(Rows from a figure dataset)
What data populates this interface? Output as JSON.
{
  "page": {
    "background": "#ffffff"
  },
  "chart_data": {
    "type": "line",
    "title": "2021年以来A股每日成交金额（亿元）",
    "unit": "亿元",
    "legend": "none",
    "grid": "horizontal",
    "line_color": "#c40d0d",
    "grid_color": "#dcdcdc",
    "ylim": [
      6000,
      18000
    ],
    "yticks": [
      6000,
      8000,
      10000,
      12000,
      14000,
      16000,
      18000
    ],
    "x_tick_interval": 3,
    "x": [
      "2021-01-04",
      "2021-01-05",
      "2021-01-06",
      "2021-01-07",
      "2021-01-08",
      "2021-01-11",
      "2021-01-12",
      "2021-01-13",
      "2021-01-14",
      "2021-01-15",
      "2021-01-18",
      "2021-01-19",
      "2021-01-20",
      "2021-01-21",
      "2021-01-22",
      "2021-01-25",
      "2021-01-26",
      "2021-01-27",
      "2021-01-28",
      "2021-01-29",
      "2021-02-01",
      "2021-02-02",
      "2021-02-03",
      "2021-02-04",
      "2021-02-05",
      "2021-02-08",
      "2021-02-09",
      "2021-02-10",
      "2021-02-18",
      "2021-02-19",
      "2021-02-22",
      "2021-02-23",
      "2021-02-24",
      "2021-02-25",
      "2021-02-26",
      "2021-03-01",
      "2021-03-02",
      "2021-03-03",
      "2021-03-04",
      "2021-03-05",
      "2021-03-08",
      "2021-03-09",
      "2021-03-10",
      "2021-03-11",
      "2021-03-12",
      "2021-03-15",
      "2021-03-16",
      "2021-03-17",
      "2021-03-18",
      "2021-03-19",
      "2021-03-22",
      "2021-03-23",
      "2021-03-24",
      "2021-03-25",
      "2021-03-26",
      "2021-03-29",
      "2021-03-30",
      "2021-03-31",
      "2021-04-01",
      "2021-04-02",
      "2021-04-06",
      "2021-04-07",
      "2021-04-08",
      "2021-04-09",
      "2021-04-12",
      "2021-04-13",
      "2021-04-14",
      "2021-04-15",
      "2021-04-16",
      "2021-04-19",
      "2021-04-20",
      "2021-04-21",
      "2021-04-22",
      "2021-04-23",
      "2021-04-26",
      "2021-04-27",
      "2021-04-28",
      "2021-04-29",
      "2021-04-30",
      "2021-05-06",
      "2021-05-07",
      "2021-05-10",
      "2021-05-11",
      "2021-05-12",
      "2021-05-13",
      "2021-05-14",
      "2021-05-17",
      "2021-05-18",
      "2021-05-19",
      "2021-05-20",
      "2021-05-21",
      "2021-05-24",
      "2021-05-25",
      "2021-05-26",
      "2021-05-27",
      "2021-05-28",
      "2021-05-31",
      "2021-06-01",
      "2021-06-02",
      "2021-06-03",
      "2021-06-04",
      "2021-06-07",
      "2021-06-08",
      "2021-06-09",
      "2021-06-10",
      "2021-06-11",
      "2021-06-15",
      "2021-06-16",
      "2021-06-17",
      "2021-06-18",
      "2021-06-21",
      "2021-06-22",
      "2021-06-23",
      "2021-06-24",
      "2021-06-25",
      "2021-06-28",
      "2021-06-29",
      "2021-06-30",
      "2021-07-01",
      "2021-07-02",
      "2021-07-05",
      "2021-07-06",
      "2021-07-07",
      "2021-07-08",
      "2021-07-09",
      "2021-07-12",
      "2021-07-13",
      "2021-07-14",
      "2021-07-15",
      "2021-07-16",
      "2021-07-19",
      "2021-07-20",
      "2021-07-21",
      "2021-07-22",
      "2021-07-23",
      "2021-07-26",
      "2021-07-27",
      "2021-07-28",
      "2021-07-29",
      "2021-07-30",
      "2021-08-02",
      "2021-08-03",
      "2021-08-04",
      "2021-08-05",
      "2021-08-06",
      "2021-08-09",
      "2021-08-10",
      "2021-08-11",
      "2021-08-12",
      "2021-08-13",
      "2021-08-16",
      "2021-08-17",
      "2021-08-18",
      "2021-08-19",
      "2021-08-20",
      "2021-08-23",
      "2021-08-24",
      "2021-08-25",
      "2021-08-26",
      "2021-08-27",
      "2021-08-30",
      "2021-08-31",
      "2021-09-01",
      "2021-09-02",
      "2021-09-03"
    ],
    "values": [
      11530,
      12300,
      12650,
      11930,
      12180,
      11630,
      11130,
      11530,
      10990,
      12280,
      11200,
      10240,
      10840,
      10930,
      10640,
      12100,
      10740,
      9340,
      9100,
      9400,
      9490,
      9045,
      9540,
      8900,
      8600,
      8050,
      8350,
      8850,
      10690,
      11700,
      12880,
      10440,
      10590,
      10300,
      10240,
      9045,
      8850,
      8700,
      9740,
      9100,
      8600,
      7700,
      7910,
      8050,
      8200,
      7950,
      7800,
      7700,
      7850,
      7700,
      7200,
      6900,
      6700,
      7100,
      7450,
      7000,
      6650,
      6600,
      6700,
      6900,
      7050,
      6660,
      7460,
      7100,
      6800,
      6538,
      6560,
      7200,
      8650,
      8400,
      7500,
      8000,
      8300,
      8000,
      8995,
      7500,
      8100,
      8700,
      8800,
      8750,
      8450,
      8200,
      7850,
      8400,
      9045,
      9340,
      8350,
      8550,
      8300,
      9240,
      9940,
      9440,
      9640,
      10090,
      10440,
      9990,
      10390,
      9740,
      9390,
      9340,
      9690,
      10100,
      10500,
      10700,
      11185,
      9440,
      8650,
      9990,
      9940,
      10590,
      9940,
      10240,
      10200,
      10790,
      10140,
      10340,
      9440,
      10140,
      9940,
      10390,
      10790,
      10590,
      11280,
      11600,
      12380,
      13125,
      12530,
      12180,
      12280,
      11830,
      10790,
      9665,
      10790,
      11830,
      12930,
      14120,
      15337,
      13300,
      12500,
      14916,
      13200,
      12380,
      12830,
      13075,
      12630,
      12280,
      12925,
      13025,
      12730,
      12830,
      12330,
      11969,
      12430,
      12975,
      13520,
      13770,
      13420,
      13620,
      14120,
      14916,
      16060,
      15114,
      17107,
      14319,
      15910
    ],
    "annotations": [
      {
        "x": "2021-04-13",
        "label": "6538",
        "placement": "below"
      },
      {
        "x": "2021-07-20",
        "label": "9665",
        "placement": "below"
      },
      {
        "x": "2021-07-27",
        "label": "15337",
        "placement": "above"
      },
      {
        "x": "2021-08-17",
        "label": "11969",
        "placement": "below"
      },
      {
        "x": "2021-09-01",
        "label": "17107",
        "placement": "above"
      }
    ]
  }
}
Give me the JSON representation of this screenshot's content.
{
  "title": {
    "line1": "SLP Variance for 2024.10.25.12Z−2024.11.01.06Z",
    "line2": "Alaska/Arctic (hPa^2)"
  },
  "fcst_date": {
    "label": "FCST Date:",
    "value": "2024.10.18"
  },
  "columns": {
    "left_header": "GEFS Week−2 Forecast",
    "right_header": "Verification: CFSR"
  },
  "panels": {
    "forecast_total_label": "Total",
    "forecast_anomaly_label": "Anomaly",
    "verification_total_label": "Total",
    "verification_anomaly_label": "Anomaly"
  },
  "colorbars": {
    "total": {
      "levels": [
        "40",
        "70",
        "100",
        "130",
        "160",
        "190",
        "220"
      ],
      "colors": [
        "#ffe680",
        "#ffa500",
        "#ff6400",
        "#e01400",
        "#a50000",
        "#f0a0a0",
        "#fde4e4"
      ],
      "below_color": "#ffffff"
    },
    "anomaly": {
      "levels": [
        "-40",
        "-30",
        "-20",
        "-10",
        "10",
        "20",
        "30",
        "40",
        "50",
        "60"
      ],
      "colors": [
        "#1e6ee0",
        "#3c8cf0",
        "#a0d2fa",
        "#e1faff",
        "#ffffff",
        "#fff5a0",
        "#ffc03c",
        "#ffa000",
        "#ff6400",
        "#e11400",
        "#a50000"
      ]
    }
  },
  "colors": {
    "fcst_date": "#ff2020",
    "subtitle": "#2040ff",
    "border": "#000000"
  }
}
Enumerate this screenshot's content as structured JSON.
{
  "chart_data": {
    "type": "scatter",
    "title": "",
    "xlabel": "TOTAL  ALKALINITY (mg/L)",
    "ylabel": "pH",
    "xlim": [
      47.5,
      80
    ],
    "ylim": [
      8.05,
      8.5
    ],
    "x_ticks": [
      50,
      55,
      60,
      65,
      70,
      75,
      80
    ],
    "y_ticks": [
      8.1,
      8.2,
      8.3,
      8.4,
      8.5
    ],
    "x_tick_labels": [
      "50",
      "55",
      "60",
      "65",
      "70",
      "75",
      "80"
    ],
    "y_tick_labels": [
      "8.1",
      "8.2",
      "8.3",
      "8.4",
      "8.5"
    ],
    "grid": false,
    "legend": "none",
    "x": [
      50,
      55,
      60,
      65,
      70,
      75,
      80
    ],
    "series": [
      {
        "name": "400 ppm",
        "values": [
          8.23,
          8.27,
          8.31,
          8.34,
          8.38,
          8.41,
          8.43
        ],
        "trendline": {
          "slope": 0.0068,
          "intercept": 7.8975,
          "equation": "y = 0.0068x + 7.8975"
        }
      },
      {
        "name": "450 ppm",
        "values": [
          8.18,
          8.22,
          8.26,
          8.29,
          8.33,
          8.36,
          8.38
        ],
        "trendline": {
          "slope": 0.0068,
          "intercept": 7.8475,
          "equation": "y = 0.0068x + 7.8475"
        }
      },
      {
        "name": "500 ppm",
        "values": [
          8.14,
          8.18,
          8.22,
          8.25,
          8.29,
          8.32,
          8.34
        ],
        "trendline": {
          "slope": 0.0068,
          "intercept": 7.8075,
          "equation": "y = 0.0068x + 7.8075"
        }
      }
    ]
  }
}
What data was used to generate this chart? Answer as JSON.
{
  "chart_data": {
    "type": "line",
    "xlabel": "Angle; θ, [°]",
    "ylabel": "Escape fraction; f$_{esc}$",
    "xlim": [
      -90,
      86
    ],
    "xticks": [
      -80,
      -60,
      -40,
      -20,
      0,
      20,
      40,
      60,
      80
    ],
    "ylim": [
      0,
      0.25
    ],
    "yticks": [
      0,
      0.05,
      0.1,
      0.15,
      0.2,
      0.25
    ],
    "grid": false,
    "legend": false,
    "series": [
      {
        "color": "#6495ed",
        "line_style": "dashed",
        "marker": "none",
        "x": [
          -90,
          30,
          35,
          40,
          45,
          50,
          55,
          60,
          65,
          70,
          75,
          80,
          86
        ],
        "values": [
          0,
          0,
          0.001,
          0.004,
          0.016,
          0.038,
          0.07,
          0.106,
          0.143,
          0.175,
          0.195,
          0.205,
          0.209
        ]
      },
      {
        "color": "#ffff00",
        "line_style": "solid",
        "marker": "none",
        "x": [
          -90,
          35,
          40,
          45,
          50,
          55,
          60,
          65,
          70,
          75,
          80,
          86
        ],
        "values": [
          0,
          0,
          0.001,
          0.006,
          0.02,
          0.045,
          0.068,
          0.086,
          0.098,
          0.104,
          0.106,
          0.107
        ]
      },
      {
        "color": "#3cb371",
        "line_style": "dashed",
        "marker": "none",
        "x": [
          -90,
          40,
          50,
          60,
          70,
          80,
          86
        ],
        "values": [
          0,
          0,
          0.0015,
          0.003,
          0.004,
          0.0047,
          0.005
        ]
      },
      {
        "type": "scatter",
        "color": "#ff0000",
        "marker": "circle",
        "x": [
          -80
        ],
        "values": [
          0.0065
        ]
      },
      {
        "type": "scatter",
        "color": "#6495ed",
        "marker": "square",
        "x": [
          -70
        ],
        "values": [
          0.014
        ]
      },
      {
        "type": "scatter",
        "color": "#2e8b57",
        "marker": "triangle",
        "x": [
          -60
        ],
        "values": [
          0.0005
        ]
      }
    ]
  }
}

Aim of the task: Filter out every line that lacks the word "intercept", and copy the rest.

Exercise response:
          "intercept": 7.8975,
          "intercept": 7.8475,
          "intercept": 7.8075,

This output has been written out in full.